# Written exercise:
Return each line containing the string "organización".

** Start of Data records **

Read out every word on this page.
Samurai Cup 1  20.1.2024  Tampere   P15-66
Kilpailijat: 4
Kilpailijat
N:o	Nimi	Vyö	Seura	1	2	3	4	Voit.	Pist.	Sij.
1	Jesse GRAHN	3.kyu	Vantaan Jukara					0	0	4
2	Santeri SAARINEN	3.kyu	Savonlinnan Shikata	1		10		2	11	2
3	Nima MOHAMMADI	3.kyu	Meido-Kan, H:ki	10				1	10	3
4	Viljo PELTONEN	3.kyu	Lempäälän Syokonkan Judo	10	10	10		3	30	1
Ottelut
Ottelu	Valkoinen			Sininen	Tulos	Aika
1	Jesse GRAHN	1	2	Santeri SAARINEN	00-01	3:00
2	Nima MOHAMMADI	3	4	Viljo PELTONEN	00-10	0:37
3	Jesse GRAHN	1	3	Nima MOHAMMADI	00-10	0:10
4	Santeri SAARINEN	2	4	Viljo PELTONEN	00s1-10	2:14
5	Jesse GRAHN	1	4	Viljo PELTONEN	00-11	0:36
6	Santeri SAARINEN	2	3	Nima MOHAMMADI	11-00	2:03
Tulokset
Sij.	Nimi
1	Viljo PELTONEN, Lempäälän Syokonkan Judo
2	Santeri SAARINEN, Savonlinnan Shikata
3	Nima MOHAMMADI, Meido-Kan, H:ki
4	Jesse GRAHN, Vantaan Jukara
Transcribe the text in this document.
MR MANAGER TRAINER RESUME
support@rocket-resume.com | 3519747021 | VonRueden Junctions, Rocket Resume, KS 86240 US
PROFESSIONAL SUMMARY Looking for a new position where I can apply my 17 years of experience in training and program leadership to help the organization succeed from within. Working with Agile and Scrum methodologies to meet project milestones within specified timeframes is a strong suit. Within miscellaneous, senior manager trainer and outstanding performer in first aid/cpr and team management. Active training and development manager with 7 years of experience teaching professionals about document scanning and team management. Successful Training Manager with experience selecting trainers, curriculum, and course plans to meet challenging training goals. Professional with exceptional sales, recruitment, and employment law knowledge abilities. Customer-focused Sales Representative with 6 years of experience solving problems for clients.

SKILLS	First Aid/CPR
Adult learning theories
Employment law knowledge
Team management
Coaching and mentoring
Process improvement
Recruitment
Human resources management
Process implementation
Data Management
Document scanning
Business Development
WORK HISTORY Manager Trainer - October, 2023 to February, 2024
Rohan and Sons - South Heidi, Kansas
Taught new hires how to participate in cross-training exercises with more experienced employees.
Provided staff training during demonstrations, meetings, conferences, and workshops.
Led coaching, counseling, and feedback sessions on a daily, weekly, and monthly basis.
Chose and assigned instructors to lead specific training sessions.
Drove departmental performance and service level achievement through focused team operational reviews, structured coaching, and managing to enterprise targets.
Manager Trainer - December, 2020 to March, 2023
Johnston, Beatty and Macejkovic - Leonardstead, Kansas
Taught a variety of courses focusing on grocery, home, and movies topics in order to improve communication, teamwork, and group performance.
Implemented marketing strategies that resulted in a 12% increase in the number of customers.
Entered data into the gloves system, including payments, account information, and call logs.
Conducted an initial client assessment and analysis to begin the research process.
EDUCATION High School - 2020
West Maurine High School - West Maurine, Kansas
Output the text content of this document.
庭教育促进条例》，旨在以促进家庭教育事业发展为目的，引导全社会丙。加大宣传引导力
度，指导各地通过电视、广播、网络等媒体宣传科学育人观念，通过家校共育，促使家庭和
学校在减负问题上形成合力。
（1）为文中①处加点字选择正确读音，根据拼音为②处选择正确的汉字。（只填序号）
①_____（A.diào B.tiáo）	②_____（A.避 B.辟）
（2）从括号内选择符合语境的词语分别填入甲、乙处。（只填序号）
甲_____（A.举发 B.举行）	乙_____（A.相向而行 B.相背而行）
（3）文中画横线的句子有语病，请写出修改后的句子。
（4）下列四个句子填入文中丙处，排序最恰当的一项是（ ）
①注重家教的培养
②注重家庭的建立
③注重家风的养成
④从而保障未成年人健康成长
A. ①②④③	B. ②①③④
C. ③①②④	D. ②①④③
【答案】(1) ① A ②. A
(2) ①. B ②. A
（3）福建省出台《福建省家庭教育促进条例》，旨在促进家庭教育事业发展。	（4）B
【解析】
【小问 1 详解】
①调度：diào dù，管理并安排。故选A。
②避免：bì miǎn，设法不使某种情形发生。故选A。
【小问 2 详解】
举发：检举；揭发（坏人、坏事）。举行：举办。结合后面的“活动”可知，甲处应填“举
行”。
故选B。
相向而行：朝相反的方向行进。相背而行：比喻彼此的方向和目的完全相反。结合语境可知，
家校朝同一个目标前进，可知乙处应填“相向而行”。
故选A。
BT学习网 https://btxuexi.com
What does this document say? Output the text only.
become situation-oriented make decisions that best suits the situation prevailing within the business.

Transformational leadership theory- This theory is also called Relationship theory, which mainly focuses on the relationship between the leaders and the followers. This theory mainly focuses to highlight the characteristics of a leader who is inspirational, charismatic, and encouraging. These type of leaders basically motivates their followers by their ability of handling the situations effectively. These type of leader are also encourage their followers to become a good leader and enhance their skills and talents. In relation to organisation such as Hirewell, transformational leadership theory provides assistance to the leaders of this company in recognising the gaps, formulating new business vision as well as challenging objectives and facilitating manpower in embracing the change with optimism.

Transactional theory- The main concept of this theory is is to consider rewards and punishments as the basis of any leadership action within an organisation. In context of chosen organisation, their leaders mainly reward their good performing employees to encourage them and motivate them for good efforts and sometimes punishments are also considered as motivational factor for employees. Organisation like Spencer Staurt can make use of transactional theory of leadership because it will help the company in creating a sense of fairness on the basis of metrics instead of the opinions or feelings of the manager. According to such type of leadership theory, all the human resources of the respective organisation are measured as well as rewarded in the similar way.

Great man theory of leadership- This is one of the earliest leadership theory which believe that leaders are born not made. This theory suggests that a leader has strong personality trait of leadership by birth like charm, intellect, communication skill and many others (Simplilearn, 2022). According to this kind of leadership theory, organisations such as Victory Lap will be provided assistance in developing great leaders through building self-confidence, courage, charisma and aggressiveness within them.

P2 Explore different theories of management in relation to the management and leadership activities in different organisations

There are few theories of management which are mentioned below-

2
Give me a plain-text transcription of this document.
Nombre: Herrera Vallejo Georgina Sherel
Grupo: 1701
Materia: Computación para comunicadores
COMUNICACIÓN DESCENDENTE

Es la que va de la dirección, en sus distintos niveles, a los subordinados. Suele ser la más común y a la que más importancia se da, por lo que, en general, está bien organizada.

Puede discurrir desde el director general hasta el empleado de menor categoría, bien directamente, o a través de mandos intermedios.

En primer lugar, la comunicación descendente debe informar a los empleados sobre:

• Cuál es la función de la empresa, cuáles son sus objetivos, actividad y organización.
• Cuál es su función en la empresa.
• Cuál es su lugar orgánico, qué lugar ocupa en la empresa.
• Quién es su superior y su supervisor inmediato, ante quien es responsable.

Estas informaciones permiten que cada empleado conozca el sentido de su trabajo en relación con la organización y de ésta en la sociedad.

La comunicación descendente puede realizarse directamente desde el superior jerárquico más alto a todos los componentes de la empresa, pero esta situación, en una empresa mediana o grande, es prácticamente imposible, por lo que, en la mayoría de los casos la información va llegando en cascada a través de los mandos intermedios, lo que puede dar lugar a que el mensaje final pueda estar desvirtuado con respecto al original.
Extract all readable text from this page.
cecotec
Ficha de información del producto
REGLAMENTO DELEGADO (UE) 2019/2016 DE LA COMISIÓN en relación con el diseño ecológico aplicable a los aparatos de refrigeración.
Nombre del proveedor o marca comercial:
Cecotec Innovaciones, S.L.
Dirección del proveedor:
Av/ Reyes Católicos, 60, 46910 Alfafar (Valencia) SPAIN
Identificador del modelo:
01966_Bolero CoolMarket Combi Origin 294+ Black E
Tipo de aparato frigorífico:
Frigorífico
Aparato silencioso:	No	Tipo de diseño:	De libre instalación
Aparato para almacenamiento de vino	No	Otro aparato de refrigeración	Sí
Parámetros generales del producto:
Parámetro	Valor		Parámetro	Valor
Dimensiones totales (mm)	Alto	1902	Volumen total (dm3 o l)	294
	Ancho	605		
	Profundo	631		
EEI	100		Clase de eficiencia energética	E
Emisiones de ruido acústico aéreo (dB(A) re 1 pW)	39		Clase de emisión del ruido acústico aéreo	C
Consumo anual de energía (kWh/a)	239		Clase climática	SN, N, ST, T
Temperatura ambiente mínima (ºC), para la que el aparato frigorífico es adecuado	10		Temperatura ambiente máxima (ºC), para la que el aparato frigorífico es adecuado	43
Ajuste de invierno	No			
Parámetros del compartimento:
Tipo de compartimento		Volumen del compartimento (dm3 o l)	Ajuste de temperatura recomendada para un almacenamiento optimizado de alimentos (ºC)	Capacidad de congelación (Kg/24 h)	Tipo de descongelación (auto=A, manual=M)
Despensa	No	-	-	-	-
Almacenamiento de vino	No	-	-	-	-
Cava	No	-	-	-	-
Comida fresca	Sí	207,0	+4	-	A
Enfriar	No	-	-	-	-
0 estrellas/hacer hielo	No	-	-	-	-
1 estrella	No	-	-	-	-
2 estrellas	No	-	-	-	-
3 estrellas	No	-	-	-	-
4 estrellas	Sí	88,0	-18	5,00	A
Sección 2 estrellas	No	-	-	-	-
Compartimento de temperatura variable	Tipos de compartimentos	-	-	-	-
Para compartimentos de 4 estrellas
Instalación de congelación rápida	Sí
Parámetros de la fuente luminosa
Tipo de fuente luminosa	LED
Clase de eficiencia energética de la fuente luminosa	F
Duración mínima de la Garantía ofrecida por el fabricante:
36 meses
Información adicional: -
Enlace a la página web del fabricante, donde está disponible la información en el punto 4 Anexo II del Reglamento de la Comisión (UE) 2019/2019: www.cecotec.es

** End of Data records **

# Result:
• Cuál es la función de la empresa, cuáles son sus objetivos, actividad y organización.
Estas informaciones permiten que cada empleado conozca el sentido de su trabajo en relación con la organización y de ésta en la sociedad.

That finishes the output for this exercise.